┌──

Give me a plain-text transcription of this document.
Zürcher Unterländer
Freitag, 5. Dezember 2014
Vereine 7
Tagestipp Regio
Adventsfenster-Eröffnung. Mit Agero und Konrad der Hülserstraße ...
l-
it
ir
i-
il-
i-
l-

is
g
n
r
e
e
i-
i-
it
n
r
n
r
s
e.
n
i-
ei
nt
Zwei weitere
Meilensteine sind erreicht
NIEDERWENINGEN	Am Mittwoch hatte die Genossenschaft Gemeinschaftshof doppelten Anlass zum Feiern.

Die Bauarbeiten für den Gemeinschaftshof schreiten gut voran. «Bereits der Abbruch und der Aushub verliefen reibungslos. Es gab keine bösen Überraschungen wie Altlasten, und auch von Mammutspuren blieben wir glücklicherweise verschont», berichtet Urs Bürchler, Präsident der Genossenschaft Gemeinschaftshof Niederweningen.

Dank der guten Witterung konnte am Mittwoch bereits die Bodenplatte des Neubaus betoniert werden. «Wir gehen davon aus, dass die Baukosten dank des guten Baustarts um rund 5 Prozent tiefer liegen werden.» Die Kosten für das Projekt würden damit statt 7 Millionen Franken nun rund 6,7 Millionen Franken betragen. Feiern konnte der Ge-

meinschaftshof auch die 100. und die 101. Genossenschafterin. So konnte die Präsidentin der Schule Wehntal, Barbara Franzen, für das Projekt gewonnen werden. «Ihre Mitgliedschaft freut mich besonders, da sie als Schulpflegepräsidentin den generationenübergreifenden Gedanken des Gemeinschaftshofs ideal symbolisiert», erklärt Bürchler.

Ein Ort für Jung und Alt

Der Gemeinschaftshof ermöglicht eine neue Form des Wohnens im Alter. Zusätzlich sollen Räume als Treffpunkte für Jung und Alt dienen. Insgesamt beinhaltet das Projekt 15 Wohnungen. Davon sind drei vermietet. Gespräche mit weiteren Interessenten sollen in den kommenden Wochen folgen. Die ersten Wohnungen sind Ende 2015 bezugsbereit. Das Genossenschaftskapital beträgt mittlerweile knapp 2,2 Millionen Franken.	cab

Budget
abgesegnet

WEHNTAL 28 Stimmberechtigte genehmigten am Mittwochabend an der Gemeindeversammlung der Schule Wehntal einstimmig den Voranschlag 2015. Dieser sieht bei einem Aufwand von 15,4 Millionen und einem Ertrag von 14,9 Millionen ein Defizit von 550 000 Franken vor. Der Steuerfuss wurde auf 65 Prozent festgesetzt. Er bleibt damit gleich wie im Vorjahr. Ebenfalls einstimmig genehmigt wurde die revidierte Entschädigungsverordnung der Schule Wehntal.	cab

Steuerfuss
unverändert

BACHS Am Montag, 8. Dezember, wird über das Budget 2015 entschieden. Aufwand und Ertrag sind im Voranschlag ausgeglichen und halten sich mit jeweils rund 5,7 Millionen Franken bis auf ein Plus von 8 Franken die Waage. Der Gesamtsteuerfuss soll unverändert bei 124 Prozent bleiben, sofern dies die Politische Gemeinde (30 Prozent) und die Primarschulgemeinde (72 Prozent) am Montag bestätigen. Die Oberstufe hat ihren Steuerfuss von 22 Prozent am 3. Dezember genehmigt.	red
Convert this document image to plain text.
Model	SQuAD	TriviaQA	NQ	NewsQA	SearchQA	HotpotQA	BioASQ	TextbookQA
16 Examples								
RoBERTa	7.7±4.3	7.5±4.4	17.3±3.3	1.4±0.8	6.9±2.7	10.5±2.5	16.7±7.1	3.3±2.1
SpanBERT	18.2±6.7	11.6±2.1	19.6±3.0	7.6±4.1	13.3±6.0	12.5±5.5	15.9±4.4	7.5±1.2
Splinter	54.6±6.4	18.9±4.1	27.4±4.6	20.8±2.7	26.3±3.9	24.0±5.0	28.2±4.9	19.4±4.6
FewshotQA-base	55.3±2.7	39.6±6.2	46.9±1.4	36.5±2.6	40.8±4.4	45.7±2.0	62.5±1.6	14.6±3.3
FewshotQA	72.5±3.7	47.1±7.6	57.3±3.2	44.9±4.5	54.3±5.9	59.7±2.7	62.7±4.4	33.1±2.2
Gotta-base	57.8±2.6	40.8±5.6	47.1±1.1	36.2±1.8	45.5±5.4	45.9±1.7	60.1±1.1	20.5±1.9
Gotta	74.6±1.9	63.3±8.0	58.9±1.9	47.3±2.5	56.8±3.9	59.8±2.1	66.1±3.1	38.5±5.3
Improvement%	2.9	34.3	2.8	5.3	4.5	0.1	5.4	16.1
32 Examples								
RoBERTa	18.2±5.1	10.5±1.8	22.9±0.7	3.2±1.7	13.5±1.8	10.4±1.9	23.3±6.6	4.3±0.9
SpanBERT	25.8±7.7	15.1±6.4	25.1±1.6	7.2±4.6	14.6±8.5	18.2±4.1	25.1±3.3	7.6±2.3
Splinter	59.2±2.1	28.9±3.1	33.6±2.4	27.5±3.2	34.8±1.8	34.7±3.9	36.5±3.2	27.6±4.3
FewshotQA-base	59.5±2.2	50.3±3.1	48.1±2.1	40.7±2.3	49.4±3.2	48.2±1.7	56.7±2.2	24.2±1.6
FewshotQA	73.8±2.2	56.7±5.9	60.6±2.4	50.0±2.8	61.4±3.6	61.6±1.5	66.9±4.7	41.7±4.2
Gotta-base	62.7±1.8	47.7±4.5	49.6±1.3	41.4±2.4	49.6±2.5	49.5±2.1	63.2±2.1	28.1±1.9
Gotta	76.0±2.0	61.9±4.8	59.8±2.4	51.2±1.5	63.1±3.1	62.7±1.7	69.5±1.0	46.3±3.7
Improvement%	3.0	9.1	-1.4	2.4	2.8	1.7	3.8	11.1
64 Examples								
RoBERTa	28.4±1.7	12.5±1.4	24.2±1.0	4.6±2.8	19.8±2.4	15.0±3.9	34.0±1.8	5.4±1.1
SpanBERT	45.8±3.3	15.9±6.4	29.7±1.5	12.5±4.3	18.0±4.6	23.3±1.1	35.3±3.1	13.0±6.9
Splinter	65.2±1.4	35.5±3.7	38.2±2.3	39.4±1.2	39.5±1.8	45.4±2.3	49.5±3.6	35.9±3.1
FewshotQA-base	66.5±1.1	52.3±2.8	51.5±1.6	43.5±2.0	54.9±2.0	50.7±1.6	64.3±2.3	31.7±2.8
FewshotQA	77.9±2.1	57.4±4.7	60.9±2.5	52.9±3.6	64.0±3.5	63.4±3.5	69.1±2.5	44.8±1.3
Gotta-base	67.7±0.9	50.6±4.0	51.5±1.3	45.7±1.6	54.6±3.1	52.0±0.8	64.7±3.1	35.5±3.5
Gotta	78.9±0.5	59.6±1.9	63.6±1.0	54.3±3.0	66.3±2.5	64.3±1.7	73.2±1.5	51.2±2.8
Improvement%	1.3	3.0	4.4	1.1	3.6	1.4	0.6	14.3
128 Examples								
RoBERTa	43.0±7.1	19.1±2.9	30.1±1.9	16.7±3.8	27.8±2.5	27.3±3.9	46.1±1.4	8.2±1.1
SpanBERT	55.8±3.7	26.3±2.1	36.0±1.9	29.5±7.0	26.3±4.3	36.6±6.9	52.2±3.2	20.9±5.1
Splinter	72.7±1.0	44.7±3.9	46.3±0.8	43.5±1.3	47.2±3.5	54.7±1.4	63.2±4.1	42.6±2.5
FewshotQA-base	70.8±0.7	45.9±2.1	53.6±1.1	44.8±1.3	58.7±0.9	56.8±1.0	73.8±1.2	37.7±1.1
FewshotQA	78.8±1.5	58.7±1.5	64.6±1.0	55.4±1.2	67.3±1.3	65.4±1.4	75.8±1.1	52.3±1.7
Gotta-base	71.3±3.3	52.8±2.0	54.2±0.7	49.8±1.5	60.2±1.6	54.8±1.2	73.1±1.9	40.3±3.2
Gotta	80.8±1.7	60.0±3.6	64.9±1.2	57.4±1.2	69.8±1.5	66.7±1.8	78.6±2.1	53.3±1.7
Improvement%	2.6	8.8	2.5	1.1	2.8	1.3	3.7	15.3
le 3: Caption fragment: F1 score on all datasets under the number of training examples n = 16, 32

└──

Look above for every line with the word "Improvement" and copy it.

Improvement%	2.9	34.3	2.8	5.3	4.5	0.1	5.4	16.1
Improvement%	3.0	9.1	-1.4	2.4	2.8	1.7	3.8	11.1
Improvement%	1.3	3.0	4.4	1.1	3.6	1.4	0.6	14.3
Improvement%	2.6	8.8	2.5	1.1	2.8	1.3	3.7	15.3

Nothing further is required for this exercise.